• **Directions for this task**
Retype the material in full, keeping every word the same.

(Structured figure records)
────────

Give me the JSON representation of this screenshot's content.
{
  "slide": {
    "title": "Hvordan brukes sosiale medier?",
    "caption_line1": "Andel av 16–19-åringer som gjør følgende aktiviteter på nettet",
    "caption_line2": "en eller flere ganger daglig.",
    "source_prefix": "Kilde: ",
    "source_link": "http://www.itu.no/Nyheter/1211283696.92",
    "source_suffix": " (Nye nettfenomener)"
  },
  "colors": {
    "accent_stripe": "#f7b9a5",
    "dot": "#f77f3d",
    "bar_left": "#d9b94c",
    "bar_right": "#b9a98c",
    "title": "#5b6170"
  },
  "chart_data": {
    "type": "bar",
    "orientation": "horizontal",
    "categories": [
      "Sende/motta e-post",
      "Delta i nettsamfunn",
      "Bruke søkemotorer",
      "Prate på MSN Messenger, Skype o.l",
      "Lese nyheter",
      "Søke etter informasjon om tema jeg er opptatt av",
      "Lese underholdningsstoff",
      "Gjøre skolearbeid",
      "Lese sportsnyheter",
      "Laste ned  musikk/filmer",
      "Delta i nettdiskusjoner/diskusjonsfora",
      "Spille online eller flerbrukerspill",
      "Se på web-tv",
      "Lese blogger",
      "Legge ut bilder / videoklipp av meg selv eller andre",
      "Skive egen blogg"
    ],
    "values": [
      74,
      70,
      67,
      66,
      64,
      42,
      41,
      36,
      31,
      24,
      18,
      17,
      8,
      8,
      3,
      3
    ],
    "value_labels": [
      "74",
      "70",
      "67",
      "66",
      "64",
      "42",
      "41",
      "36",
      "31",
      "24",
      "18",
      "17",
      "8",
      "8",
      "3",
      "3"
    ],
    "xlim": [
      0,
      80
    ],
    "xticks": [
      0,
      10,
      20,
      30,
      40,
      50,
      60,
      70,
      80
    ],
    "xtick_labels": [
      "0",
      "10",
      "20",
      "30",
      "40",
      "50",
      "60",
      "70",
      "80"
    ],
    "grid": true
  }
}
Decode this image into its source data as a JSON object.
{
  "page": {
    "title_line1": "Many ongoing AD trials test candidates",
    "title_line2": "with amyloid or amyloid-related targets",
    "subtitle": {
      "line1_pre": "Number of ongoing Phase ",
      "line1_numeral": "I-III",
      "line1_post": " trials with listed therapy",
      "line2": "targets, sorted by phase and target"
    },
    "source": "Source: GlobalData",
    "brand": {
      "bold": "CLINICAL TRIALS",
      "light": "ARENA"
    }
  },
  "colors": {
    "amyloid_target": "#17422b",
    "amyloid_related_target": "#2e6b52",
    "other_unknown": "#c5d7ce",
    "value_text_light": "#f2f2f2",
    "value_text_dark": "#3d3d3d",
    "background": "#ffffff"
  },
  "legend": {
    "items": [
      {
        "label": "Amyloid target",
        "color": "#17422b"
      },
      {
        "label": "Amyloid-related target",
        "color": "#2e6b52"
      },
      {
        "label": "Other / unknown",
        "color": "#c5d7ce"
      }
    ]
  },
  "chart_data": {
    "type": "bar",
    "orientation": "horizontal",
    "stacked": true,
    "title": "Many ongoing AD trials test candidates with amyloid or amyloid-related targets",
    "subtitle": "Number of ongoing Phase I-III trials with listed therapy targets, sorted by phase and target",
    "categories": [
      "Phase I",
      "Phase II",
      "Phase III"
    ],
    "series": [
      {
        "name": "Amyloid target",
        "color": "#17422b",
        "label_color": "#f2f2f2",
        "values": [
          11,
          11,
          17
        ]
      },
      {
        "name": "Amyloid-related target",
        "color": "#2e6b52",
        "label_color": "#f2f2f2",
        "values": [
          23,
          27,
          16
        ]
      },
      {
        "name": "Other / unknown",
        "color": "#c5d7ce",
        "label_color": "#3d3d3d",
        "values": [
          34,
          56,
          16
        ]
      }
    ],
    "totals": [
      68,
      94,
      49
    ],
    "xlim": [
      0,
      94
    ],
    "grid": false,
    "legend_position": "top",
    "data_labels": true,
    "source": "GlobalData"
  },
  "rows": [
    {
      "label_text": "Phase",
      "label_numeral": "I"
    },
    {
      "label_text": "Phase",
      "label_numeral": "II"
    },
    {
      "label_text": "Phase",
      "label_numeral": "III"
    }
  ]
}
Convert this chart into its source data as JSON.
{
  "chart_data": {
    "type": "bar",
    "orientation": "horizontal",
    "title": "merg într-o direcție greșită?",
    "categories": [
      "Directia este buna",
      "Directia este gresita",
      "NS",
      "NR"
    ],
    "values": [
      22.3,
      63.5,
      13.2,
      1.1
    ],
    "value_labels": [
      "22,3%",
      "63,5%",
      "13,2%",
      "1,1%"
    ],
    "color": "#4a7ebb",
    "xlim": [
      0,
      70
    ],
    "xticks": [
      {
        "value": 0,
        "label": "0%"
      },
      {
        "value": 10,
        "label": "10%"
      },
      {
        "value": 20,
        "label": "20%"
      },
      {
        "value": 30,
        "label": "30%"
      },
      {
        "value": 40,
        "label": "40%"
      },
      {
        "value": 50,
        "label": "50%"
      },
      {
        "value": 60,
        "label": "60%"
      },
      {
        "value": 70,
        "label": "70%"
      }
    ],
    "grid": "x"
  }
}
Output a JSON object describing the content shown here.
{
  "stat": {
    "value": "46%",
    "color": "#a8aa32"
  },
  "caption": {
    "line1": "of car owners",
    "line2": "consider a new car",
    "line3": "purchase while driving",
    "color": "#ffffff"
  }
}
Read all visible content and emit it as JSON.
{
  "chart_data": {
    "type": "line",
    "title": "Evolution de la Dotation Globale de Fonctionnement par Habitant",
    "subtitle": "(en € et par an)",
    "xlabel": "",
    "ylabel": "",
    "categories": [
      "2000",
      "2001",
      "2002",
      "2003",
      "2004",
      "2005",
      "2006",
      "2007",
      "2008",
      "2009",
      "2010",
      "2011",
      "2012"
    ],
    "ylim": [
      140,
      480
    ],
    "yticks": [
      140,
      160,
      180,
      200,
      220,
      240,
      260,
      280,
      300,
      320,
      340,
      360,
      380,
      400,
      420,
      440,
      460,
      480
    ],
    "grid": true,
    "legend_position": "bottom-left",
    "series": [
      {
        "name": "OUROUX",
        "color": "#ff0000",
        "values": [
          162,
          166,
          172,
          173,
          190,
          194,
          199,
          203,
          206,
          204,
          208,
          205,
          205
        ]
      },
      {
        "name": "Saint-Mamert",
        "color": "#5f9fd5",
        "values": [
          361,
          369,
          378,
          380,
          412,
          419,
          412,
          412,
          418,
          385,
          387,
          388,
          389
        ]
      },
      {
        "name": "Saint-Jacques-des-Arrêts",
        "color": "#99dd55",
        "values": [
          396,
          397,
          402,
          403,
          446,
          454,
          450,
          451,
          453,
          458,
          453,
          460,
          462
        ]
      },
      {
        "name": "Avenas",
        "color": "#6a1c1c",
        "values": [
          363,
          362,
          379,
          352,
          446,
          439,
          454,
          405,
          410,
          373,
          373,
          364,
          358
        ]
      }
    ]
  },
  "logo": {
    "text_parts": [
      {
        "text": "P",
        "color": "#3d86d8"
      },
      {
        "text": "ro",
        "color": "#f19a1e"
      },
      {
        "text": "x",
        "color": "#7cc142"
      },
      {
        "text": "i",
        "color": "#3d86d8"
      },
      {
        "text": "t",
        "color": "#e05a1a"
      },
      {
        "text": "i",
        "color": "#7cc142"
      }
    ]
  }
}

────────

• **Exercise response**
Give me the JSON representation of this screenshot's content.
{
  "slide": {
    "title": "Hvordan brukes sosiale medier?",
    "caption_line1": "Andel av 16–19-åringer som gjør følgende aktiviteter på nettet",
    "caption_line2": "en eller flere ganger daglig.",
    "source_prefix": "Kilde: ",
    "source_link": "http://www.itu.no/Nyheter/1211283696.92",
    "source_suffix": " (Nye nettfenomener)"
  },
  "colors": {
    "accent_stripe": "#f7b9a5",
    "dot": "#f77f3d",
    "bar_left": "#d9b94c",
    "bar_right": "#b9a98c",
    "title": "#5b6170"
  },
  "chart_data": {
    "type": "bar",
    "orientation": "horizontal",
    "categories": [
      "Sende/motta e-post",
      "Delta i nettsamfunn",
      "Bruke søkemotorer",
      "Prate på MSN Messenger, Skype o.l",
      "Lese nyheter",
      "Søke etter informasjon om tema jeg er opptatt av",
      "Lese underholdningsstoff",
      "Gjøre skolearbeid",
      "Lese sportsnyheter",
      "Laste ned  musikk/filmer",
      "Delta i nettdiskusjoner/diskusjonsfora",
      "Spille online eller flerbrukerspill",
      "Se på web-tv",
      "Lese blogger",
      "Legge ut bilder / videoklipp av meg selv eller andre",
      "Skive egen blogg"
    ],
    "values": [
      74,
      70,
      67,
      66,
      64,
      42,
      41,
      36,
      31,
      24,
      18,
      17,
      8,
      8,
      3,
      3
    ],
    "value_labels": [
      "74",
      "70",
      "67",
      "66",
      "64",
      "42",
      "41",
      "36",
      "31",
      "24",
      "18",
      "17",
      "8",
      "8",
      "3",
      "3"
    ],
    "xlim": [
      0,
      80
    ],
    "xticks": [
      0,
      10,
      20,
      30,
      40,
      50,
      60,
      70,
      80
    ],
    "xtick_labels": [
      "0",
      "10",
      "20",
      "30",
      "40",
      "50",
      "60",
      "70",
      "80"
    ],
    "grid": true
  }
}
Decode this image into its source data as a JSON object.
{
  "page": {
    "title_line1": "Many ongoing AD trials test candidates",
    "title_line2": "with amyloid or amyloid-related targets",
    "subtitle": {
      "line1_pre": "Number of ongoing Phase ",
      "line1_numeral": "I-III",
      "line1_post": " trials with listed therapy",
      "line2": "targets, sorted by phase and target"
    },
    "source": "Source: GlobalData",
    "brand": {
      "bold": "CLINICAL TRIALS",
      "light": "ARENA"
    }
  },
  "colors": {
    "amyloid_target": "#17422b",
    "amyloid_related_target": "#2e6b52",
    "other_unknown": "#c5d7ce",
    "value_text_light": "#f2f2f2",
    "value_text_dark": "#3d3d3d",
    "background": "#ffffff"
  },
  "legend": {
    "items": [
      {
        "label": "Amyloid target",
        "color": "#17422b"
      },
      {
        "label": "Amyloid-related target",
        "color": "#2e6b52"
      },
      {
        "label": "Other / unknown",
        "color": "#c5d7ce"
      }
    ]
  },
  "chart_data": {
    "type": "bar",
    "orientation": "horizontal",
    "stacked": true,
    "title": "Many ongoing AD trials test candidates with amyloid or amyloid-related targets",
    "subtitle": "Number of ongoing Phase I-III trials with listed therapy targets, sorted by phase and target",
    "categories": [
      "Phase I",
      "Phase II",
      "Phase III"
    ],
    "series": [
      {
        "name": "Amyloid target",
        "color": "#17422b",
        "label_color": "#f2f2f2",
        "values": [
          11,
          11,
          17
        ]
      },
      {
        "name": "Amyloid-related target",
        "color": "#2e6b52",
        "label_color": "#f2f2f2",
        "values": [
          23,
          27,
          16
        ]
      },
      {
        "name": "Other / unknown",
        "color": "#c5d7ce",
        "label_color": "#3d3d3d",
        "values": [
          34,
          56,
          16
        ]
      }
    ],
    "totals": [
      68,
      94,
      49
    ],
    "xlim": [
      0,
      94
    ],
    "grid": false,
    "legend_position": "top",
    "data_labels": true,
    "source": "GlobalData"
  },
  "rows": [
    {
      "label_text": "Phase",
      "label_numeral": "I"
    },
    {
      "label_text": "Phase",
      "label_numeral": "II"
    },
    {
      "label_text": "Phase",
      "label_numeral": "III"
    }
  ]
}
Convert this chart into its source data as JSON.
{
  "chart_data": {
    "type": "bar",
    "orientation": "horizontal",
    "title": "merg într-o direcție greșită?",
    "categories": [
      "Directia este buna",
      "Directia este gresita",
      "NS",
      "NR"
    ],
    "values": [
      22.3,
      63.5,
      13.2,
      1.1
    ],
    "value_labels": [
      "22,3%",
      "63,5%",
      "13,2%",
      "1,1%"
    ],
    "color": "#4a7ebb",
    "xlim": [
      0,
      70
    ],
    "xticks": [
      {
        "value": 0,
        "label": "0%"
      },
      {
        "value": 10,
        "label": "10%"
      },
      {
        "value": 20,
        "label": "20%"
      },
      {
        "value": 30,
        "label": "30%"
      },
      {
        "value": 40,
        "label": "40%"
      },
      {
        "value": 50,
        "label": "50%"
      },
      {
        "value": 60,
        "label": "60%"
      },
      {
        "value": 70,
        "label": "70%"
      }
    ],
    "grid": "x"
  }
}
Output a JSON object describing the content shown here.
{
  "stat": {
    "value": "46%",
    "color": "#a8aa32"
  },
  "caption": {
    "line1": "of car owners",
    "line2": "consider a new car",
    "line3": "purchase while driving",
    "color": "#ffffff"
  }
}
Read all visible content and emit it as JSON.
{
  "chart_data": {
    "type": "line",
    "title": "Evolution de la Dotation Globale de Fonctionnement par Habitant",
    "subtitle": "(en € et par an)",
    "xlabel": "",
    "ylabel": "",
    "categories": [
      "2000",
      "2001",
      "2002",
      "2003",
      "2004",
      "2005",
      "2006",
      "2007",
      "2008",
      "2009",
      "2010",
      "2011",
      "2012"
    ],
    "ylim": [
      140,
      480
    ],
    "yticks": [
      140,
      160,
      180,
      200,
      220,
      240,
      260,
      280,
      300,
      320,
      340,
      360,
      380,
      400,
      420,
      440,
      460,
      480
    ],
    "grid": true,
    "legend_position": "bottom-left",
    "series": [
      {
        "name": "OUROUX",
        "color": "#ff0000",
        "values": [
          162,
          166,
          172,
          173,
          190,
          194,
          199,
          203,
          206,
          204,
          208,
          205,
          205
        ]
      },
      {
        "name": "Saint-Mamert",
        "color": "#5f9fd5",
        "values": [
          361,
          369,
          378,
          380,
          412,
          419,
          412,
          412,
          418,
          385,
          387,
          388,
          389
        ]
      },
      {
        "name": "Saint-Jacques-des-Arrêts",
        "color": "#99dd55",
        "values": [
          396,
          397,
          402,
          403,
          446,
          454,
          450,
          451,
          453,
          458,
          453,
          460,
          462
        ]
      },
      {
        "name": "Avenas",
        "color": "#6a1c1c",
        "values": [
          363,
          362,
          379,
          352,
          446,
          439,
          454,
          405,
          410,
          373,
          373,
          364,
          358
        ]
      }
    ]
  },
  "logo": {
    "text_parts": [
      {
        "text": "P",
        "color": "#3d86d8"
      },
      {
        "text": "ro",
        "color": "#f19a1e"
      },
      {
        "text": "x",
        "color": "#7cc142"
      },
      {
        "text": "i",
        "color": "#3d86d8"
      },
      {
        "text": "t",
        "color": "#e05a1a"
      },
      {
        "text": "i",
        "color": "#7cc142"
      }
    ]
  }
}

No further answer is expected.